**Task prompt**:
In the entries below, find every line with "financement" and copy it.

**The records**:
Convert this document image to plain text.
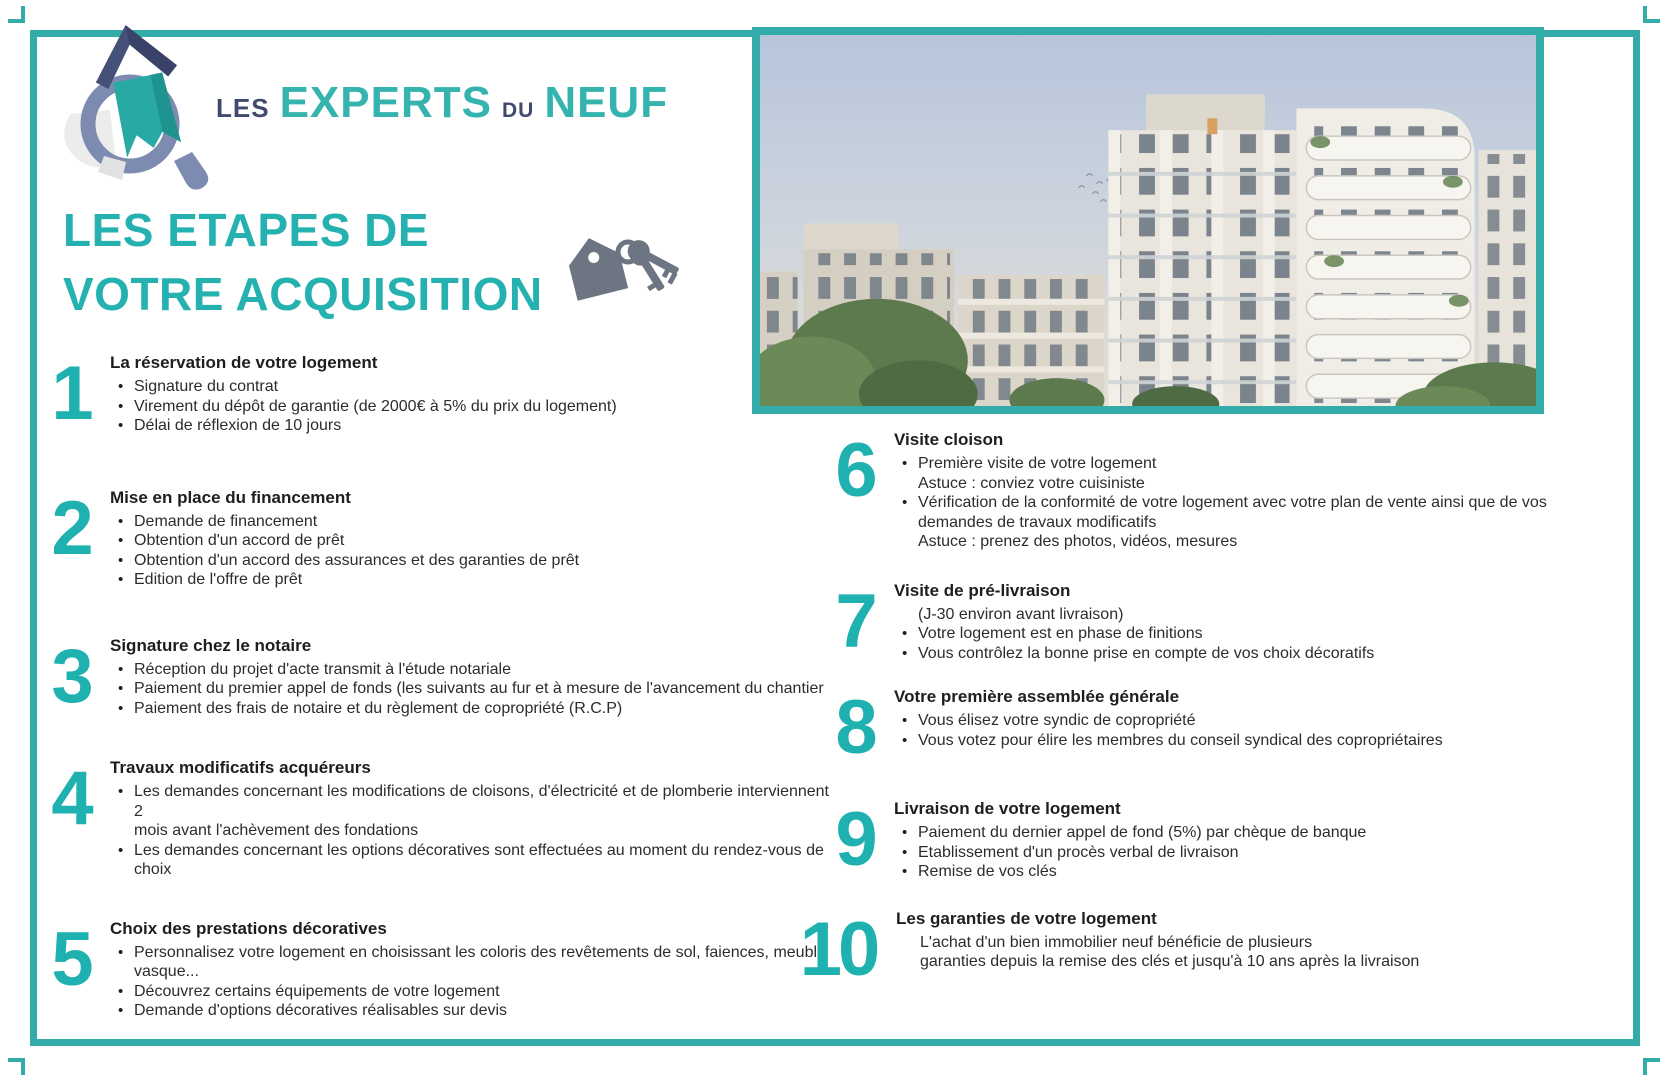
LES EXPERTS DU NEUF
LES ETAPES DE
VOTRE ACQUISITION
1	La réservation de votre logement
• Signature du contrat
• Virement du dépôt de garantie (de 2000€ à 5% du prix du logement)
• Délai de réflexion de 10 jours
2	Mise en place du financement
• Demande de financement
• Obtention d'un accord de prêt
• Obtention d'un accord des assurances et des garanties de prêt
• Edition de l'offre de prêt
3	Signature chez le notaire
• Réception du projet d'acte transmit à l'étude notariale
• Paiement du premier appel de fonds (les suivants au fur et à mesure de l'avancement du chantier
• Paiement des frais de notaire et du règlement de copropriété (R.C.P)
4	Travaux modificatifs acquéreurs
• Les demandes concernant les modifications de cloisons, d'électricité et de plomberie interviennent 2
mois avant l'achèvement des fondations
• Les demandes concernant les options décoratives sont effectuées au moment du rendez-vous de choix
5	Choix des prestations décoratives
• Personnalisez votre logement en choisissant les coloris des revêtements de sol, faiences, meuble
vasque...
• Découvrez certains équipements de votre logement
• Demande d'options décoratives réalisables sur devis
6	Visite cloison
• Première visite de votre logement
Astuce : conviez votre cuisiniste
• Vérification de la conformité de votre logement avec votre plan de vente ainsi que de vos
demandes de travaux modificatifs
Astuce : prenez des photos, vidéos, mesures
7	Visite de pré-livraison
(J-30 environ avant livraison)
• Votre logement est en phase de finitions
• Vous contrôlez la bonne prise en compte de vos choix décoratifs
8	Votre première assemblée générale
• Vous élisez votre syndic de copropriété
• Vous votez pour élire les membres du conseil syndical des copropriétaires
9	Livraison de votre logement
• Paiement du dernier appel de fond (5%) par chèque de banque
• Etablissement d'un procès verbal de livraison
• Remise de vos clés
10	Les garanties de votre logement
L'achat d'un bien immobilier neuf bénéficie de plusieurs
garanties depuis la remise des clés et jusqu'à 10 ans après la livraison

**Exercise answer**:
2	Mise en place du financement
• Demande de financement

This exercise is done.